> **Problem to solve**
Select from the data all lines with the word "variables".

> **Dataset records**
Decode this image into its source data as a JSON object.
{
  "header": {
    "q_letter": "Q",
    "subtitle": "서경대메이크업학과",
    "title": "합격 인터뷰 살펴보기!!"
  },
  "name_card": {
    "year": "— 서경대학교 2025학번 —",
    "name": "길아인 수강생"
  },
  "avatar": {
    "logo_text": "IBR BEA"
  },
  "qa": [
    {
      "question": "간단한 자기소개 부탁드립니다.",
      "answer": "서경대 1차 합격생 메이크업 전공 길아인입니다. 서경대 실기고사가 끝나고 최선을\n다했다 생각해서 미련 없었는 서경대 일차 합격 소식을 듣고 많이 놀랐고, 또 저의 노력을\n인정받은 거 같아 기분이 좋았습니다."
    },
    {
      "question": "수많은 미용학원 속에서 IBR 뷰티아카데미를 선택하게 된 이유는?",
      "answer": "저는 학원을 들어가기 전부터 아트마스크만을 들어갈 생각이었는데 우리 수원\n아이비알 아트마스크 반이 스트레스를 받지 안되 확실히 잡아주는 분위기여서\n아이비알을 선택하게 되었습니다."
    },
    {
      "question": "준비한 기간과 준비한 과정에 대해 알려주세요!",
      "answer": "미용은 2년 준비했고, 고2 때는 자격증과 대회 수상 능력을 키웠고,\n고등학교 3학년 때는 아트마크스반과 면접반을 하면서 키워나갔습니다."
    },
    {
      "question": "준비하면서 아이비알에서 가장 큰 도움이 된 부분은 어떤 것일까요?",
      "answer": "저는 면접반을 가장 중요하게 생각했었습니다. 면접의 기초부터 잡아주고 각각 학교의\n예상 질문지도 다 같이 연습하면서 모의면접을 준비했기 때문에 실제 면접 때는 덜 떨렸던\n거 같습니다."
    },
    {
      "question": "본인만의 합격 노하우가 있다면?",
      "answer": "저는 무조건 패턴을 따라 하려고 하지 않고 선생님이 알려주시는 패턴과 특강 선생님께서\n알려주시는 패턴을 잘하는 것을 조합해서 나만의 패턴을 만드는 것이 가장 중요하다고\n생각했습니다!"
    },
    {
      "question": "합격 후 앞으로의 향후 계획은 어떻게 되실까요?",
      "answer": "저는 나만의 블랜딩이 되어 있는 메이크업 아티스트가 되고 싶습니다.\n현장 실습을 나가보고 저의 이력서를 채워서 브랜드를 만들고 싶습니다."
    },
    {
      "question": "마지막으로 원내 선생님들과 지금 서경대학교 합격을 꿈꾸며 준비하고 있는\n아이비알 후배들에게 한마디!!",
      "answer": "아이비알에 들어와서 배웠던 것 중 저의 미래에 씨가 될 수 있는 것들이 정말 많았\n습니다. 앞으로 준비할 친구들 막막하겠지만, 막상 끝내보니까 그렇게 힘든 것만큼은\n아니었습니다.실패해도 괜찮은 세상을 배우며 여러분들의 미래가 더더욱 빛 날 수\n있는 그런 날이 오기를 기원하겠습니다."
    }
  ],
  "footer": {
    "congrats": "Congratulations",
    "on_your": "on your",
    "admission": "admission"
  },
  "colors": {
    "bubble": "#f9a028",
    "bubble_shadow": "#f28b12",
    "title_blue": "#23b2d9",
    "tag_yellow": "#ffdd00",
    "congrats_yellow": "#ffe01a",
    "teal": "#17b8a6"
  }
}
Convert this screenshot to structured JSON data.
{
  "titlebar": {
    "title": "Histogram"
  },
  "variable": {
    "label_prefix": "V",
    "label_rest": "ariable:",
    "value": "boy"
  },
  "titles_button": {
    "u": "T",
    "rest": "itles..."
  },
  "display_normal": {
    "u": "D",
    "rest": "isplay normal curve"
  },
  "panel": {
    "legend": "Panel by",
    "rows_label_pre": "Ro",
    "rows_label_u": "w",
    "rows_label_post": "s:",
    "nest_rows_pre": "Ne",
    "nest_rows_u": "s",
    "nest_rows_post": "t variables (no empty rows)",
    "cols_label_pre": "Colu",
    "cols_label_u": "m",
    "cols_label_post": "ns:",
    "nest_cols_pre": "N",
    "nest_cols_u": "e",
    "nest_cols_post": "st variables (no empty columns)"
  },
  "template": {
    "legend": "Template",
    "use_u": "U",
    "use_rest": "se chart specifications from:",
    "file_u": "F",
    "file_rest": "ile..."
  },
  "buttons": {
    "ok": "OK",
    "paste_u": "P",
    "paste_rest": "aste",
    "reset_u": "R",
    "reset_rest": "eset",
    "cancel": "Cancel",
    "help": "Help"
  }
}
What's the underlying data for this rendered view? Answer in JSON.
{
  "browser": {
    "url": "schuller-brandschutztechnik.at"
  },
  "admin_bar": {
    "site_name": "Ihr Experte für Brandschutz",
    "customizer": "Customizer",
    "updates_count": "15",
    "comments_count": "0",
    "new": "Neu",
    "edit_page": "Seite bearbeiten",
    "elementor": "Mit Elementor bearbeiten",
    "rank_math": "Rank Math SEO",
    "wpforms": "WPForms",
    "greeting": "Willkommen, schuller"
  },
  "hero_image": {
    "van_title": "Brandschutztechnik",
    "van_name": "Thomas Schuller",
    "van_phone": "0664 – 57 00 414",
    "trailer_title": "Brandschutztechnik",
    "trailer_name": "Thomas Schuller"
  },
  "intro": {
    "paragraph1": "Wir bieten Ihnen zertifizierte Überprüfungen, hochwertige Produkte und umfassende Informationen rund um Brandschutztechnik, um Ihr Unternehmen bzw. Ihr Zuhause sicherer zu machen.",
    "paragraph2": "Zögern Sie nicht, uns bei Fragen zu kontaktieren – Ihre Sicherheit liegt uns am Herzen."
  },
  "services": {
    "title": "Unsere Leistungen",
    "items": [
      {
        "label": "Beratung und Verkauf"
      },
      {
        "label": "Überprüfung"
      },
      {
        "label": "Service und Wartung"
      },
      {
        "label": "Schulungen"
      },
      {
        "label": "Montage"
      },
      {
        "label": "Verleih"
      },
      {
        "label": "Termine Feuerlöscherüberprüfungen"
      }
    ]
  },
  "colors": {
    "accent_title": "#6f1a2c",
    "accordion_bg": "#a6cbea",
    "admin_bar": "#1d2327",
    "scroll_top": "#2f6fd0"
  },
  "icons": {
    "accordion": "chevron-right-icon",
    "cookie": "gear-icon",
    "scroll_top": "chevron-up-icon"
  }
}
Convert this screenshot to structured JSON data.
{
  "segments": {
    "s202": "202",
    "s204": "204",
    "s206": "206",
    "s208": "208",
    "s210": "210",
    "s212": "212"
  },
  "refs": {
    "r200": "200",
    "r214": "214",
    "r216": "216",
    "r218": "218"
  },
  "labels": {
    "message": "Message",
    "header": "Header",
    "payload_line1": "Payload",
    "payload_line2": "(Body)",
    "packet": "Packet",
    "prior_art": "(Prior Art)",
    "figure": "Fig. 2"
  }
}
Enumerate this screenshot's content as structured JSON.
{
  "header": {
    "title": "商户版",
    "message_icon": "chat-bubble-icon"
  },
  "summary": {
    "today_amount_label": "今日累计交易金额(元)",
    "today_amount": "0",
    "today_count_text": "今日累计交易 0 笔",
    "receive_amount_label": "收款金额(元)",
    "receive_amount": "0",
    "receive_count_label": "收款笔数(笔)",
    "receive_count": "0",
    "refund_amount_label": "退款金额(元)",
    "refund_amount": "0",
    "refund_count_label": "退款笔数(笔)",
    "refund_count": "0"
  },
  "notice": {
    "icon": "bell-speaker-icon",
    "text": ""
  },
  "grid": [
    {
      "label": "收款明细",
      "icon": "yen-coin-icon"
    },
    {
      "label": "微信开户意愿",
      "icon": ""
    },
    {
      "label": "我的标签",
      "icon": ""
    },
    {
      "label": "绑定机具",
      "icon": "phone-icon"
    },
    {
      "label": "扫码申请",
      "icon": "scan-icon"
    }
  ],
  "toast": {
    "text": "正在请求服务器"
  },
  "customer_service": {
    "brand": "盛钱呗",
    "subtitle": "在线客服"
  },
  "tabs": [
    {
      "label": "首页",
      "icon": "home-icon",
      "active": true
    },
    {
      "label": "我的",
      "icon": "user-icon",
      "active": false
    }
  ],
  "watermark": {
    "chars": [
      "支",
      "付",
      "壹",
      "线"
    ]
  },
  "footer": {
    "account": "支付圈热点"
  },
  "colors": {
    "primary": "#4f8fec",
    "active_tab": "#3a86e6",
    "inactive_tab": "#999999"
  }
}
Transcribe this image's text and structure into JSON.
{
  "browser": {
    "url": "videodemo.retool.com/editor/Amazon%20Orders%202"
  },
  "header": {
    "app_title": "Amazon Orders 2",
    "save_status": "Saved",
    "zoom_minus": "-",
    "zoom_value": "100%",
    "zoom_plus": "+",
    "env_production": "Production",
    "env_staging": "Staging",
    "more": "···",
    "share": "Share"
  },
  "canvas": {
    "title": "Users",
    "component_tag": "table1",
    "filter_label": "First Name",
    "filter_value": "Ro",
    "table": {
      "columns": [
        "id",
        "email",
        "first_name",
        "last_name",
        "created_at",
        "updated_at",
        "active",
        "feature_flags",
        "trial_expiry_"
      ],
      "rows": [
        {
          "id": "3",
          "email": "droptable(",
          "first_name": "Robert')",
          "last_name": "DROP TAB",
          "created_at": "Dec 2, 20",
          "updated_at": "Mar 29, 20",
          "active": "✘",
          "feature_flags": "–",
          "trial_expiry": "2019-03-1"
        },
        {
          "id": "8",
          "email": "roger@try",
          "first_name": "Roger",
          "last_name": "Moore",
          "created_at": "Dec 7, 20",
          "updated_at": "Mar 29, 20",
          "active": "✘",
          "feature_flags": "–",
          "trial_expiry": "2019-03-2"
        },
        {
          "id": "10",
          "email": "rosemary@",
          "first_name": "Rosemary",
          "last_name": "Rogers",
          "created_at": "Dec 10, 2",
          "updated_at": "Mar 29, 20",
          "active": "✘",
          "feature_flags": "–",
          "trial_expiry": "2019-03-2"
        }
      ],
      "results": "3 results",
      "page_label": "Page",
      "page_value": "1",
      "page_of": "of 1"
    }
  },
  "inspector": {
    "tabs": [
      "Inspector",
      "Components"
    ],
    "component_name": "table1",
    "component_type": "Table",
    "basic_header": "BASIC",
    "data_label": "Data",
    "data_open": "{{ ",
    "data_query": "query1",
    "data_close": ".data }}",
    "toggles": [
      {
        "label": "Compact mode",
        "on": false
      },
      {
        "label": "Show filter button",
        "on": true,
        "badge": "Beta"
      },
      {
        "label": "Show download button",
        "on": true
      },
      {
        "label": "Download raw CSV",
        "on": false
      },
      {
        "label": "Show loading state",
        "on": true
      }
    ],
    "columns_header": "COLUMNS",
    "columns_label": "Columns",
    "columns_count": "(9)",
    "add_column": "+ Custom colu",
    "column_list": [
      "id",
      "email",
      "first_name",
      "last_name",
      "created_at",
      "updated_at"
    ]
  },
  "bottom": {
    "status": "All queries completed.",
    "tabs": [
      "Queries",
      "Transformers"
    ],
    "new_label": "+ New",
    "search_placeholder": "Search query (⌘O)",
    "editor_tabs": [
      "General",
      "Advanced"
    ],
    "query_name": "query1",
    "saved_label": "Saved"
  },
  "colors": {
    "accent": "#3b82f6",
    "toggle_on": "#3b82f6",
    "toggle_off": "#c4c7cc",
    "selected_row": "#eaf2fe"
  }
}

> **Completed exercise**
    "nest_rows_post": "t variables (no empty rows)",
    "nest_cols_post": "st variables (no empty columns)"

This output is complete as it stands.